Dataset entries:
[start]
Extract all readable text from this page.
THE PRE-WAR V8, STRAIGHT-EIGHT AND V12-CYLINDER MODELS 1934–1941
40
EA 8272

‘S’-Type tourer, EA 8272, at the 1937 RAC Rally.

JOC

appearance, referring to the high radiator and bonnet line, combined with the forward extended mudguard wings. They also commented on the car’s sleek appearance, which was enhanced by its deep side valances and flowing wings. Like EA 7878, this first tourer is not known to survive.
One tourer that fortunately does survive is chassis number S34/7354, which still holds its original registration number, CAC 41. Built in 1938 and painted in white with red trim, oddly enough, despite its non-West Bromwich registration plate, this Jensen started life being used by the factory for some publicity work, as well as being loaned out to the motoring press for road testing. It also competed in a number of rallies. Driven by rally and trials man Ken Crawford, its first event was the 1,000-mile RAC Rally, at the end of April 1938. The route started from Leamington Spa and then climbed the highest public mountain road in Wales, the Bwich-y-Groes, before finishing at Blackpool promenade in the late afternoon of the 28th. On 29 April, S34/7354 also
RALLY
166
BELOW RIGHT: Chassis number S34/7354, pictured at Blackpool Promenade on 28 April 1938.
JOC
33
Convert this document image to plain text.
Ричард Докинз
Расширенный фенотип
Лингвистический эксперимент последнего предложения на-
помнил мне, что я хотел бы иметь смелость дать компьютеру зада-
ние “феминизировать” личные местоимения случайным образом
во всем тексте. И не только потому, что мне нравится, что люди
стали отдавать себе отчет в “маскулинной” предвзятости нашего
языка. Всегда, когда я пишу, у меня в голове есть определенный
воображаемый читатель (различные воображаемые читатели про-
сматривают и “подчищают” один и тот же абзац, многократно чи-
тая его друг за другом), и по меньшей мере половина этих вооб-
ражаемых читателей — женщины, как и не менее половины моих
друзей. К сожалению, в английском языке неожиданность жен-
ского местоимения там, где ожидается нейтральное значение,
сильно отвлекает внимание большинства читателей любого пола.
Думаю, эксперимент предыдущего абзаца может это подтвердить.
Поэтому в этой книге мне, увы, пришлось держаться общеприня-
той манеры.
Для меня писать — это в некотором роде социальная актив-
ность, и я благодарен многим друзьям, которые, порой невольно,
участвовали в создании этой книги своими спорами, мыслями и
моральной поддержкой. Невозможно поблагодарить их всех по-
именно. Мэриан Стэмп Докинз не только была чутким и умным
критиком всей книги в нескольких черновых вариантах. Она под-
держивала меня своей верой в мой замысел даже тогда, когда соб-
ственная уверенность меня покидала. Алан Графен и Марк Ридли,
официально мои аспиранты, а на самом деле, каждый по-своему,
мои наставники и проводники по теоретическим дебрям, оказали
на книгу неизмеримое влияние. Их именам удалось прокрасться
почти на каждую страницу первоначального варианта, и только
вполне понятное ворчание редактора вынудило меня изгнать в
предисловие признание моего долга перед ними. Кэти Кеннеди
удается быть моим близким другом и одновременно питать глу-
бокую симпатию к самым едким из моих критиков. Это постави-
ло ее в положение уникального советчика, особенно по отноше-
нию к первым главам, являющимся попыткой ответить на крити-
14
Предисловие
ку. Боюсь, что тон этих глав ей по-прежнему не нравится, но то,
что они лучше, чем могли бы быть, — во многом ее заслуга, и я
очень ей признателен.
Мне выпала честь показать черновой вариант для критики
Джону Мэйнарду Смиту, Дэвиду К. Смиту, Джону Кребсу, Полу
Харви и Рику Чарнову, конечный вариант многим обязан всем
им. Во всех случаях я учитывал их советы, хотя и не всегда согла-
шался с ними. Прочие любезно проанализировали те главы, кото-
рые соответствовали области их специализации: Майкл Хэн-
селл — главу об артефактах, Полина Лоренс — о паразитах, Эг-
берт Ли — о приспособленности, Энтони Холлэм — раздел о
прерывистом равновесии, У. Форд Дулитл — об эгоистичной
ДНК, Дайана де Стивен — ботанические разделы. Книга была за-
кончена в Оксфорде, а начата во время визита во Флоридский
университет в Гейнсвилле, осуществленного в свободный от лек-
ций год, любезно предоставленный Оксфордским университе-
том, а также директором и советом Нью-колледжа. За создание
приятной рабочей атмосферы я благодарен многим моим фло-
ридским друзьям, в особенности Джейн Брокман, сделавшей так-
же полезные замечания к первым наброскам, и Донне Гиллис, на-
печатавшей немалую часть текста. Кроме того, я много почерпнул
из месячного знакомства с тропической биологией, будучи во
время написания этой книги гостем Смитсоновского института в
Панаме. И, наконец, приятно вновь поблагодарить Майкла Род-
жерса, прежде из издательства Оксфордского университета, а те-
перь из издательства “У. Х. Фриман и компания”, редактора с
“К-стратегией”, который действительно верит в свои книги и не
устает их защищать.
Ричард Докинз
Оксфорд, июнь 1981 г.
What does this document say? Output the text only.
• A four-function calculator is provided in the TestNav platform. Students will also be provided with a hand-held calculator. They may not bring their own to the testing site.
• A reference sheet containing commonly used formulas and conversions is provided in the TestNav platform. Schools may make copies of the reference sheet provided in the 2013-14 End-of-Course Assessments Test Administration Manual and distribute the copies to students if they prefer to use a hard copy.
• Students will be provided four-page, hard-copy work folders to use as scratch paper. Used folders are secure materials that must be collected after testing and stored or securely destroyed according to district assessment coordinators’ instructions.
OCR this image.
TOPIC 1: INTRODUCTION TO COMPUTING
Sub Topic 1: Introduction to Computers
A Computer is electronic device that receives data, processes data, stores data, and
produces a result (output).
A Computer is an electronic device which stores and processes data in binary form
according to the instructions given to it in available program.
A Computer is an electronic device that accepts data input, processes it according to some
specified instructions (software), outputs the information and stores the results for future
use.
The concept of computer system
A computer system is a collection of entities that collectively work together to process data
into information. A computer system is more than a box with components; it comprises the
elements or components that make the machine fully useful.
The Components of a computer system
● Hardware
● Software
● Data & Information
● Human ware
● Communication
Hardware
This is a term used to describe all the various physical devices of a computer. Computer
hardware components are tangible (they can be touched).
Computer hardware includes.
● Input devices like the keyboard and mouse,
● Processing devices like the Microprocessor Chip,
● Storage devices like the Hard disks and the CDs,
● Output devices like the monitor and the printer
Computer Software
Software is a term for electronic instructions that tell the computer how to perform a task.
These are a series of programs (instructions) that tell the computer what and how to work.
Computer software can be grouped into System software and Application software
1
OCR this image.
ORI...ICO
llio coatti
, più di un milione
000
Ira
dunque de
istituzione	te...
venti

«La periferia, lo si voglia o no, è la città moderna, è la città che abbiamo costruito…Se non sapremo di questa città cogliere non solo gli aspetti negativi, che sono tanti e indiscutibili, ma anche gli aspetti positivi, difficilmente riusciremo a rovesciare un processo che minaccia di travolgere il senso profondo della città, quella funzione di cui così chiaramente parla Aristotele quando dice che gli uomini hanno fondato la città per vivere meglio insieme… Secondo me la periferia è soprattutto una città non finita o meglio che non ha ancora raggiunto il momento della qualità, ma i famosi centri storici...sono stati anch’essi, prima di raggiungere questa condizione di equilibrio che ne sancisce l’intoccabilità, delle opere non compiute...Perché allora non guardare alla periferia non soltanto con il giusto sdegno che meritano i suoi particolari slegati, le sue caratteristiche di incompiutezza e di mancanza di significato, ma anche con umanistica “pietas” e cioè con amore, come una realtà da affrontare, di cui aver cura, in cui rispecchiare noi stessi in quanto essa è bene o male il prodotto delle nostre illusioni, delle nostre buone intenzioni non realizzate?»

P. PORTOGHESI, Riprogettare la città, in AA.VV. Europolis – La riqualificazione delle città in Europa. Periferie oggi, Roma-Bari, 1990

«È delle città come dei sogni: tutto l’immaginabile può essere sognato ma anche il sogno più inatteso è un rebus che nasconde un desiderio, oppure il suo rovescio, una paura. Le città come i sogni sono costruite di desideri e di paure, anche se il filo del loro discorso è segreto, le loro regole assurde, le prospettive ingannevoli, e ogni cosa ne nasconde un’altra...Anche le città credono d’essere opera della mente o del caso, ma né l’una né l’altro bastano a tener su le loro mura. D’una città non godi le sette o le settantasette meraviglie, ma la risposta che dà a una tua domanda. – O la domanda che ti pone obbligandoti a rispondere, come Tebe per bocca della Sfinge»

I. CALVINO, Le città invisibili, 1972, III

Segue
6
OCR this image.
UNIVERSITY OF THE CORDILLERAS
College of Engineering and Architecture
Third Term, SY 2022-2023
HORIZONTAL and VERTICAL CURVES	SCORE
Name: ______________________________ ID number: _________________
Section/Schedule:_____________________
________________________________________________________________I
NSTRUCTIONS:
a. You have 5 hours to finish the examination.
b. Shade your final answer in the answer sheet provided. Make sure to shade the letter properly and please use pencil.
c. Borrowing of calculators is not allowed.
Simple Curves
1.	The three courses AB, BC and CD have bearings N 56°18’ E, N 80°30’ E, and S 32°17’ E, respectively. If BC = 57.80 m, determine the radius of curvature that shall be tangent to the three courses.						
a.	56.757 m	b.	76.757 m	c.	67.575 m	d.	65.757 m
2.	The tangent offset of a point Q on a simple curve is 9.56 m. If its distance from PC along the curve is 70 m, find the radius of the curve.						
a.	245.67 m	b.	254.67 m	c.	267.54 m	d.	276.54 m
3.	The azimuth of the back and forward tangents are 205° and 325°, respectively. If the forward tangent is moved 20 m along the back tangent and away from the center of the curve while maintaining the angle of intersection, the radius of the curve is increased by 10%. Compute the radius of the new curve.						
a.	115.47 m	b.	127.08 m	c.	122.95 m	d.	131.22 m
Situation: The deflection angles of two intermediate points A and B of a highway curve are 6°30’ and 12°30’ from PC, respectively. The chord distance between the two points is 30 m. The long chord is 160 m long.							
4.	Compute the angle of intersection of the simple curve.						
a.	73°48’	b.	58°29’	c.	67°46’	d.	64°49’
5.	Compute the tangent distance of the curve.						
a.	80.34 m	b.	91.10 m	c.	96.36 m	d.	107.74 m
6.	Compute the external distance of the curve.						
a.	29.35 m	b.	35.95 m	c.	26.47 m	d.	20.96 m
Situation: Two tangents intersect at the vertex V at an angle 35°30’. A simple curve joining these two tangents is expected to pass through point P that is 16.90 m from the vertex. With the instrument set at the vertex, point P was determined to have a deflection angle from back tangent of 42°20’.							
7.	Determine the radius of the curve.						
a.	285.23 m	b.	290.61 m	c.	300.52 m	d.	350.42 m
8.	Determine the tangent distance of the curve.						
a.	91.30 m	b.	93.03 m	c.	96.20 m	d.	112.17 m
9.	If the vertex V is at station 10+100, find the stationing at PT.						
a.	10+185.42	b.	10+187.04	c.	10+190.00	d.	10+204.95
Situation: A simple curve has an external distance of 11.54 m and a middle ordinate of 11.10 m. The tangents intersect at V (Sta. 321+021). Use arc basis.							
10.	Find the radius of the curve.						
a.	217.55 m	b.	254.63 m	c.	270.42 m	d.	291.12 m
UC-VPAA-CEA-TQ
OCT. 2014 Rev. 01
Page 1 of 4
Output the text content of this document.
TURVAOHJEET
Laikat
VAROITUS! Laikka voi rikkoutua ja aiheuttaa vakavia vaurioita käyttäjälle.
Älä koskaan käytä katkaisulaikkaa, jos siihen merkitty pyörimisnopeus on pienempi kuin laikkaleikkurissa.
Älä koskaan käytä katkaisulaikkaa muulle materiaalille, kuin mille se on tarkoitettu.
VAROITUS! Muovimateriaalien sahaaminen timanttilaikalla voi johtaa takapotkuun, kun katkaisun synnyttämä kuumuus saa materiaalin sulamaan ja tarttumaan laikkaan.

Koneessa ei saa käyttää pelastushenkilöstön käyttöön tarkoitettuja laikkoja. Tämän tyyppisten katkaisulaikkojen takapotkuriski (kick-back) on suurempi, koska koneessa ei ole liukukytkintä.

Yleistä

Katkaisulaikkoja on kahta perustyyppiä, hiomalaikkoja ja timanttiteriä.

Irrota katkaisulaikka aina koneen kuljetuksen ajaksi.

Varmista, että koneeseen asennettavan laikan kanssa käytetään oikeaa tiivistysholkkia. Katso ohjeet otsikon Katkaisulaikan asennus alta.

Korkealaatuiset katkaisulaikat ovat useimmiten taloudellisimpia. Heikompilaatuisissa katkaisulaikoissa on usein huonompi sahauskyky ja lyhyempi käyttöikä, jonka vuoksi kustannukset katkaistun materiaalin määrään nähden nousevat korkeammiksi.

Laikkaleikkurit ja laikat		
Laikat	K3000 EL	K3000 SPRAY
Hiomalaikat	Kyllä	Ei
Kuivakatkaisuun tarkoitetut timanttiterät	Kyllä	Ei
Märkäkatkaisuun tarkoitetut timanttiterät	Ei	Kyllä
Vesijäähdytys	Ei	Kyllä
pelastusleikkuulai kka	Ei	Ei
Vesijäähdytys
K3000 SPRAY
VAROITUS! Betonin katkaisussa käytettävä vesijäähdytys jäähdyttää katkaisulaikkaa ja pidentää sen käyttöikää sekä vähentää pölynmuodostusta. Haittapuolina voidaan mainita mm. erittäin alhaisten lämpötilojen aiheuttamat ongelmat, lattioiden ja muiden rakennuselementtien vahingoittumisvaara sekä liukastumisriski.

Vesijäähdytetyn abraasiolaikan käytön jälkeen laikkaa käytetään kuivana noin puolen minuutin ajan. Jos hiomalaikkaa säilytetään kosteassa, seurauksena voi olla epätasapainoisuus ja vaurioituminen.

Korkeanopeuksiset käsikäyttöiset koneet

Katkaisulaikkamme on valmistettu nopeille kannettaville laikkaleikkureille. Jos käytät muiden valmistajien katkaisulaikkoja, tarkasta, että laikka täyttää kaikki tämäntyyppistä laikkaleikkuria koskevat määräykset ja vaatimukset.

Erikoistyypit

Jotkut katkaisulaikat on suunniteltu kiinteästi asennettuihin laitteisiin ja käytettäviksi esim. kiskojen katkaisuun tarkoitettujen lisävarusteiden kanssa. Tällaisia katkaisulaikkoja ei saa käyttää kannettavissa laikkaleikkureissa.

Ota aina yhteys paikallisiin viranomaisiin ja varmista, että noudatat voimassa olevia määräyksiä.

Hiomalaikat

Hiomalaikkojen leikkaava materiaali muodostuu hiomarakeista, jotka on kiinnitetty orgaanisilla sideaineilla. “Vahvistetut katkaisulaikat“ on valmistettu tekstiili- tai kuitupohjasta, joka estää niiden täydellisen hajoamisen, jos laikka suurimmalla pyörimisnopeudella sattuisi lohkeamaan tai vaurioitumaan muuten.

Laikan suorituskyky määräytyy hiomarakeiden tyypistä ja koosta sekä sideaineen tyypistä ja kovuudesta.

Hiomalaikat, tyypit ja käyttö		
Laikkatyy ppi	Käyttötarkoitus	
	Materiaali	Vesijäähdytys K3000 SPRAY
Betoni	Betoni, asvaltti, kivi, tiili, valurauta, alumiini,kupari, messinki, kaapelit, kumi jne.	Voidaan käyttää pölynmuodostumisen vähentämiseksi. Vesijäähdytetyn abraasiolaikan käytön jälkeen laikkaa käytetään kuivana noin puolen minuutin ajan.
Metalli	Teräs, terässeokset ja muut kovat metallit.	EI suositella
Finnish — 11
[end]
Exercise goal: Lines containing the word "käytetään" must all be returned from the material above.

Written reply:
Varmista, että koneeseen asennettavan laikan kanssa käytetään oikeaa tiivistysholkkia. Katso ohjeet otsikon Katkaisulaikan asennus alta.
Vesijäähdytetyn abraasiolaikan käytön jälkeen laikkaa käytetään kuivana noin puolen minuutin ajan. Jos hiomalaikkaa säilytetään kosteassa, seurauksena voi olla epätasapainoisuus ja vaurioituminen.
Betoni	Betoni, asvaltti, kivi, tiili, valurauta, alumiini,kupari, messinki, kaapelit, kumi jne.	Voidaan käyttää pölynmuodostumisen vähentämiseksi. Vesijäähdytetyn abraasiolaikan käytön jälkeen laikkaa käytetään kuivana noin puolen minuutin ajan.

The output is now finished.